**What this task involves**
Repeat every line of the listing below word for word, keeping the same order.

**Rows from a dataset**
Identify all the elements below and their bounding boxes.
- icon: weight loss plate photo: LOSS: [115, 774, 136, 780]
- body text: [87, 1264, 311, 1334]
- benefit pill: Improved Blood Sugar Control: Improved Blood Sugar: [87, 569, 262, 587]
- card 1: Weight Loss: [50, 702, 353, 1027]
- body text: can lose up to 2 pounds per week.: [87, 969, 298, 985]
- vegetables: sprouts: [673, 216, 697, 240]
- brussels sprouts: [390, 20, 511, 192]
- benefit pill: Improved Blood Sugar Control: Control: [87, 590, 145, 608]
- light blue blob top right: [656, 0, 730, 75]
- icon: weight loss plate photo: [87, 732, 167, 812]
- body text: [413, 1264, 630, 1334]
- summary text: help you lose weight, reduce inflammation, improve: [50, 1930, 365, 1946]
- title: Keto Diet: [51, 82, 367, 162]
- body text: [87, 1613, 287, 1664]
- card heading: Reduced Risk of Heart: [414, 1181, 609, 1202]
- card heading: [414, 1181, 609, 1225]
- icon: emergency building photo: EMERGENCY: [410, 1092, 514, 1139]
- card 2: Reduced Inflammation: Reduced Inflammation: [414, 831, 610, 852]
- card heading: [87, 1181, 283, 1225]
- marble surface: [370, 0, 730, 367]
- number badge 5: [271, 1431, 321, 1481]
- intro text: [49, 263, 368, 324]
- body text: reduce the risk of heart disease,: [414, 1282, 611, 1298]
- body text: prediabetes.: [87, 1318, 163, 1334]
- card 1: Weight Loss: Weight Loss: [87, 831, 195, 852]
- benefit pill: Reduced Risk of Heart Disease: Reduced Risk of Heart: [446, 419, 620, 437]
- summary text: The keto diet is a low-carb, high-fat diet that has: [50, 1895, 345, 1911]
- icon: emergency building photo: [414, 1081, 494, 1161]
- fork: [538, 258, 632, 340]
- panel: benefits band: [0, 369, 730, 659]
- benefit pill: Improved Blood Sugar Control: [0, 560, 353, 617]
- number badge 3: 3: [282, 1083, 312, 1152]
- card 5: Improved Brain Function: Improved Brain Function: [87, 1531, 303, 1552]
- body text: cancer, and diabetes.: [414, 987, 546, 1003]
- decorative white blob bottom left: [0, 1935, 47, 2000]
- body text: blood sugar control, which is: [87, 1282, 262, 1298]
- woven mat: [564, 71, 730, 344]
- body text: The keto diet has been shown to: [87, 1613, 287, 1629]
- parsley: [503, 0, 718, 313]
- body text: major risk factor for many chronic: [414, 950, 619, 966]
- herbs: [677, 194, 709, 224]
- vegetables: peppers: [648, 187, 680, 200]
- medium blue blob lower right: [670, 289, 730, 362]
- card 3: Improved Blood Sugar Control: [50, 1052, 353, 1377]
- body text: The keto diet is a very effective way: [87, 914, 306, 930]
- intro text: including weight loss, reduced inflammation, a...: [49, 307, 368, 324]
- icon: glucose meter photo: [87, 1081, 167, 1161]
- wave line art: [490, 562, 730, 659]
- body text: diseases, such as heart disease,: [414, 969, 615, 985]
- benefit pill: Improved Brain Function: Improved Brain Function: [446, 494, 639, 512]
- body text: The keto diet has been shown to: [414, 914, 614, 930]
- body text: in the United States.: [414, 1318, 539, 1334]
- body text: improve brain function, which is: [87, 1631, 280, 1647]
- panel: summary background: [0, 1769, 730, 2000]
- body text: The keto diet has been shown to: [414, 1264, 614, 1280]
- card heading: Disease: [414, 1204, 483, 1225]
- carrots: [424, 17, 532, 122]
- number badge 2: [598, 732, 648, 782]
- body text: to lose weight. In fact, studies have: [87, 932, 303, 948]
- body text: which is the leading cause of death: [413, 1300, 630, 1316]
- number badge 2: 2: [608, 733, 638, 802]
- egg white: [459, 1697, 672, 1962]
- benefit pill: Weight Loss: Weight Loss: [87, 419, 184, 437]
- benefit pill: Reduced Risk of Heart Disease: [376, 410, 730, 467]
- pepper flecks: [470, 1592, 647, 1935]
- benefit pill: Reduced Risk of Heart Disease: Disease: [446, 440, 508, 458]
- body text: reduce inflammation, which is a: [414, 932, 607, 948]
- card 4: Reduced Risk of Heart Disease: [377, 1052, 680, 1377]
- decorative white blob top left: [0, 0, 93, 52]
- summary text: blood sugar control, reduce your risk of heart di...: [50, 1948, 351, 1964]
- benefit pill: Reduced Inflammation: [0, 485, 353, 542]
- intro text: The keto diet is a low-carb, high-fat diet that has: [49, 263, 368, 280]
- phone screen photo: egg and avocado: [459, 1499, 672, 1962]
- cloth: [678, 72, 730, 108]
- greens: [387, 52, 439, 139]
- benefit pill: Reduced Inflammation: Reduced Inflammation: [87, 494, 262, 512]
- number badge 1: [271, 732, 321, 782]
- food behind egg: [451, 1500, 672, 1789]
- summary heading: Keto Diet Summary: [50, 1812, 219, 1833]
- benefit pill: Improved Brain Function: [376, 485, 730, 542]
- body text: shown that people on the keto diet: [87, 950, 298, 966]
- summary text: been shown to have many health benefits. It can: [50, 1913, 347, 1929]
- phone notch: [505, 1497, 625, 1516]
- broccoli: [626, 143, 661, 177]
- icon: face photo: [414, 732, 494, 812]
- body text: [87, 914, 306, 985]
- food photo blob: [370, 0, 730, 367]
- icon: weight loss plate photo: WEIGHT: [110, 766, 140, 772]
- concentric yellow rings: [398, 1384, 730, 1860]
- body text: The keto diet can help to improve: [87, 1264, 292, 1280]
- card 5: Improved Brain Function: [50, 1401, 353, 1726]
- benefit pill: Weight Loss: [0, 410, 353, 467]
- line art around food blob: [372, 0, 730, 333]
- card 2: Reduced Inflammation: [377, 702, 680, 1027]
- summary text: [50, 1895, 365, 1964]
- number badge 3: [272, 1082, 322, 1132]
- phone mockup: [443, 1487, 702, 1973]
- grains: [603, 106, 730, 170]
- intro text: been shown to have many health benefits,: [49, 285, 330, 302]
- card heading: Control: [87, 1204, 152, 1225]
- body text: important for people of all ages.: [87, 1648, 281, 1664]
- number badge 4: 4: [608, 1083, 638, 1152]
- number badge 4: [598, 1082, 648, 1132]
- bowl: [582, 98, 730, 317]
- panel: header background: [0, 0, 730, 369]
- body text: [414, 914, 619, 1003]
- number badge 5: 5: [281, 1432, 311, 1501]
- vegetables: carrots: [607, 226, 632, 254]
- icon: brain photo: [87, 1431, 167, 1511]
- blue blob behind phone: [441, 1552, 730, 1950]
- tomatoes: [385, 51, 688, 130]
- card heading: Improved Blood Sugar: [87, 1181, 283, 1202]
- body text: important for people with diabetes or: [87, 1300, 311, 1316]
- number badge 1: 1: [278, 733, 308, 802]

**Task output**
Identify all the elements below and their bounding boxes.
- icon: weight loss plate photo: LOSS: [115, 774, 136, 780]
- body text: [87, 1264, 311, 1334]
- benefit pill: Improved Blood Sugar Control: Improved Blood Sugar: [87, 569, 262, 587]
- card 1: Weight Loss: [50, 702, 353, 1027]
- body text: can lose up to 2 pounds per week.: [87, 969, 298, 985]
- vegetables: sprouts: [673, 216, 697, 240]
- brussels sprouts: [390, 20, 511, 192]
- benefit pill: Improved Blood Sugar Control: Control: [87, 590, 145, 608]
- light blue blob top right: [656, 0, 730, 75]
- icon: weight loss plate photo: [87, 732, 167, 812]
- body text: [413, 1264, 630, 1334]
- summary text: help you lose weight, reduce inflammation, improve: [50, 1930, 365, 1946]
- title: Keto Diet: [51, 82, 367, 162]
- body text: [87, 1613, 287, 1664]
- card heading: Reduced Risk of Heart: [414, 1181, 609, 1202]
- card heading: [414, 1181, 609, 1225]
- icon: emergency building photo: EMERGENCY: [410, 1092, 514, 1139]
- card 2: Reduced Inflammation: Reduced Inflammation: [414, 831, 610, 852]
- card heading: [87, 1181, 283, 1225]
- marble surface: [370, 0, 730, 367]
- number badge 5: [271, 1431, 321, 1481]
- intro text: [49, 263, 368, 324]
- body text: reduce the risk of heart disease,: [414, 1282, 611, 1298]
- body text: prediabetes.: [87, 1318, 163, 1334]
- card 1: Weight Loss: Weight Loss: [87, 831, 195, 852]
- benefit pill: Reduced Risk of Heart Disease: Reduced Risk of Heart: [446, 419, 620, 437]
- summary text: The keto diet is a low-carb, high-fat diet that has: [50, 1895, 345, 1911]
- icon: emergency building photo: [414, 1081, 494, 1161]
- fork: [538, 258, 632, 340]
- panel: benefits band: [0, 369, 730, 659]
- benefit pill: Improved Blood Sugar Control: [0, 560, 353, 617]
- number badge 3: 3: [282, 1083, 312, 1152]
- card 5: Improved Brain Function: Improved Brain Function: [87, 1531, 303, 1552]
- body text: cancer, and diabetes.: [414, 987, 546, 1003]
- decorative white blob bottom left: [0, 1935, 47, 2000]
- body text: blood sugar control, which is: [87, 1282, 262, 1298]
- woven mat: [564, 71, 730, 344]
- body text: The keto diet has been shown to: [87, 1613, 287, 1629]
- parsley: [503, 0, 718, 313]
- body text: major risk factor for many chronic: [414, 950, 619, 966]
- herbs: [677, 194, 709, 224]
- vegetables: peppers: [648, 187, 680, 200]
- medium blue blob lower right: [670, 289, 730, 362]
- card 3: Improved Blood Sugar Control: [50, 1052, 353, 1377]
- body text: The keto diet is a very effective way: [87, 914, 306, 930]
- intro text: including weight loss, reduced inflammation, a...: [49, 307, 368, 324]
- icon: glucose meter photo: [87, 1081, 167, 1161]
- wave line art: [490, 562, 730, 659]
- body text: diseases, such as heart disease,: [414, 969, 615, 985]
- benefit pill: Improved Brain Function: Improved Brain Function: [446, 494, 639, 512]
- body text: The keto diet has been shown to: [414, 914, 614, 930]
- body text: in the United States.: [414, 1318, 539, 1334]
- body text: improve brain function, which is: [87, 1631, 280, 1647]
- panel: summary background: [0, 1769, 730, 2000]
- body text: The keto diet has been shown to: [414, 1264, 614, 1280]
- card heading: Disease: [414, 1204, 483, 1225]
- carrots: [424, 17, 532, 122]
- number badge 2: [598, 732, 648, 782]
- body text: to lose weight. In fact, studies have: [87, 932, 303, 948]
- body text: which is the leading cause of death: [413, 1300, 630, 1316]
- number badge 2: 2: [608, 733, 638, 802]
- egg white: [459, 1697, 672, 1962]
- benefit pill: Weight Loss: Weight Loss: [87, 419, 184, 437]
- benefit pill: Reduced Risk of Heart Disease: [376, 410, 730, 467]
- pepper flecks: [470, 1592, 647, 1935]
- benefit pill: Reduced Risk of Heart Disease: Disease: [446, 440, 508, 458]
- body text: reduce inflammation, which is a: [414, 932, 607, 948]
- card 4: Reduced Risk of Heart Disease: [377, 1052, 680, 1377]
- decorative white blob top left: [0, 0, 93, 52]
- summary text: blood sugar control, reduce your risk of heart di...: [50, 1948, 351, 1964]
- benefit pill: Reduced Inflammation: [0, 485, 353, 542]
- intro text: The keto diet is a low-carb, high-fat diet that has: [49, 263, 368, 280]
- phone screen photo: egg and avocado: [459, 1499, 672, 1962]
- cloth: [678, 72, 730, 108]
- greens: [387, 52, 439, 139]
- benefit pill: Reduced Inflammation: Reduced Inflammation: [87, 494, 262, 512]
- number badge 1: [271, 732, 321, 782]
- food behind egg: [451, 1500, 672, 1789]
- summary heading: Keto Diet Summary: [50, 1812, 219, 1833]
- benefit pill: Improved Brain Function: [376, 485, 730, 542]
- body text: shown that people on the keto diet: [87, 950, 298, 966]
- summary text: been shown to have many health benefits. It can: [50, 1913, 347, 1929]
- phone notch: [505, 1497, 625, 1516]
- broccoli: [626, 143, 661, 177]
- icon: face photo: [414, 732, 494, 812]
- body text: [87, 914, 306, 985]
- food photo blob: [370, 0, 730, 367]
- icon: weight loss plate photo: WEIGHT: [110, 766, 140, 772]
- concentric yellow rings: [398, 1384, 730, 1860]
- body text: The keto diet can help to improve: [87, 1264, 292, 1280]
- card 5: Improved Brain Function: [50, 1401, 353, 1726]
- benefit pill: Weight Loss: [0, 410, 353, 467]
- line art around food blob: [372, 0, 730, 333]
- card 2: Reduced Inflammation: [377, 702, 680, 1027]
- summary text: [50, 1895, 365, 1964]
- number badge 3: [272, 1082, 322, 1132]
- phone mockup: [443, 1487, 702, 1973]
- grains: [603, 106, 730, 170]
- intro text: been shown to have many health benefits,: [49, 285, 330, 302]
- card heading: Control: [87, 1204, 152, 1225]
- body text: important for people of all ages.: [87, 1648, 281, 1664]
- number badge 4: 4: [608, 1083, 638, 1152]
- number badge 4: [598, 1082, 648, 1132]
- bowl: [582, 98, 730, 317]
- panel: header background: [0, 0, 730, 369]
- body text: [414, 914, 619, 1003]
- number badge 5: 5: [281, 1432, 311, 1501]
- vegetables: carrots: [607, 226, 632, 254]
- icon: brain photo: [87, 1431, 167, 1511]
- blue blob behind phone: [441, 1552, 730, 1950]
- tomatoes: [385, 51, 688, 130]
- card heading: Improved Blood Sugar: [87, 1181, 283, 1202]
- body text: important for people with diabetes or: [87, 1300, 311, 1316]
- number badge 1: 1: [278, 733, 308, 802]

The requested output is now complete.